- **Problem to solve**
Write out each line from the data below that includes the word "documents".

- **Records for processing**
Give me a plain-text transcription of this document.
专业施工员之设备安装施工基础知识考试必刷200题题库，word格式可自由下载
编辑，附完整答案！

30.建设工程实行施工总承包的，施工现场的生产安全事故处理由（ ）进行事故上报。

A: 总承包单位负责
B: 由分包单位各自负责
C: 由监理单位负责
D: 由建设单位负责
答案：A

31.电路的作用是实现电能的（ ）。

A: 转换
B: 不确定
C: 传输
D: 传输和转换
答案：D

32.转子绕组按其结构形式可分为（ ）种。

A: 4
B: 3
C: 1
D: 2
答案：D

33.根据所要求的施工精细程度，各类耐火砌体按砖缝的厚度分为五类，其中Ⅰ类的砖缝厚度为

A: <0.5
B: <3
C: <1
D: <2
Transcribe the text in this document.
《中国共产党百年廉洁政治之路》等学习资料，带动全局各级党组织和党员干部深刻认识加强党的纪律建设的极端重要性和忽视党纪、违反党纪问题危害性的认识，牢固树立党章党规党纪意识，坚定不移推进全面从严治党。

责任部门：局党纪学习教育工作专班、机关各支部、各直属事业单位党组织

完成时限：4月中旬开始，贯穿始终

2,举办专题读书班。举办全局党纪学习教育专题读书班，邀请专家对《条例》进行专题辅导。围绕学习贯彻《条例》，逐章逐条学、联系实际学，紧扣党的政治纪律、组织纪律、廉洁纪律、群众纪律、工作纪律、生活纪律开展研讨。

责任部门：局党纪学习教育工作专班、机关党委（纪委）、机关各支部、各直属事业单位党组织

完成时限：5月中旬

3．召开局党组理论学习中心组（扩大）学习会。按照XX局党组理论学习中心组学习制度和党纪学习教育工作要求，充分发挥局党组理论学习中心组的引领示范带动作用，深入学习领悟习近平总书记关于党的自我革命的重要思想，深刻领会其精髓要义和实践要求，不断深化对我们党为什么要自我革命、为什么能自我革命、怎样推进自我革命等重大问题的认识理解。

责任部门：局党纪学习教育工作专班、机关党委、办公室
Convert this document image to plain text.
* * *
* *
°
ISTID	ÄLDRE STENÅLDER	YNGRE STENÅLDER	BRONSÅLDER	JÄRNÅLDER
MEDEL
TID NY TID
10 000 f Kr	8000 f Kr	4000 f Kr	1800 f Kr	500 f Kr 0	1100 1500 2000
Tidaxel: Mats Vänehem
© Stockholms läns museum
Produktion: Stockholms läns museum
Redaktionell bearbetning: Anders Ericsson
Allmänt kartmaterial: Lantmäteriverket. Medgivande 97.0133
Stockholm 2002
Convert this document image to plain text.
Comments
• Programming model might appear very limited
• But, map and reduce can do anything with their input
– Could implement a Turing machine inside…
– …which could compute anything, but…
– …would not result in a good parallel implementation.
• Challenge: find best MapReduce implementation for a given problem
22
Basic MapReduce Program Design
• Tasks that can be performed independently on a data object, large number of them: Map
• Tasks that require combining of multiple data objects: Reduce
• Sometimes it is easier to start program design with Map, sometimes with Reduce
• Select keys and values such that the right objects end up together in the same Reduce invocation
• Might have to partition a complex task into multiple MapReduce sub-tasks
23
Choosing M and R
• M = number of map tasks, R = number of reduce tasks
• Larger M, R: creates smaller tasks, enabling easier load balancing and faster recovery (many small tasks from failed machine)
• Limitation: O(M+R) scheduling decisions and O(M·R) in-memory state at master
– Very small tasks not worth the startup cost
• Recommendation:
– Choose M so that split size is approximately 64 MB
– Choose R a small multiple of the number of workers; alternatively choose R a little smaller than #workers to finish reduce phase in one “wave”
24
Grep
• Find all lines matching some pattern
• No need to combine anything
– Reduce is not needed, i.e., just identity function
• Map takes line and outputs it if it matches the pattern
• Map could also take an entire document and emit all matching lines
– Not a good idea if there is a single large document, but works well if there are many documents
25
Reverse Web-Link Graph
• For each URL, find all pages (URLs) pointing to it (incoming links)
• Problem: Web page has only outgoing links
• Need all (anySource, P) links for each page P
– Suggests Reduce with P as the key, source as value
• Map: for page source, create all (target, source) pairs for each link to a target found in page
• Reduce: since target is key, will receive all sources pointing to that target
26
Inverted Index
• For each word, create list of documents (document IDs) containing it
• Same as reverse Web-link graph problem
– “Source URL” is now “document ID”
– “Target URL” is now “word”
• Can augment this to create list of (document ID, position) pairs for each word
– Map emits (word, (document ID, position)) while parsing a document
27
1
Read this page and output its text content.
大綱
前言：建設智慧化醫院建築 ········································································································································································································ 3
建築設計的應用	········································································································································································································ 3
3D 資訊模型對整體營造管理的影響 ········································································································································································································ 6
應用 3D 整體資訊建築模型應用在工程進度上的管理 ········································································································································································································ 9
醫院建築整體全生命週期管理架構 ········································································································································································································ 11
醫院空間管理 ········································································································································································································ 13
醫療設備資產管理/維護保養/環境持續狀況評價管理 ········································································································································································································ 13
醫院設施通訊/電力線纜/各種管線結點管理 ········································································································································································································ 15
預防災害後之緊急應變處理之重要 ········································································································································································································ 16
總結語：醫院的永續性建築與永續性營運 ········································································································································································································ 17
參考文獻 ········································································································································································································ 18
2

- **Correct response**
– Not a good idea if there is a single large document, but works well if there are many documents
• For each word, create list of documents (document IDs) containing it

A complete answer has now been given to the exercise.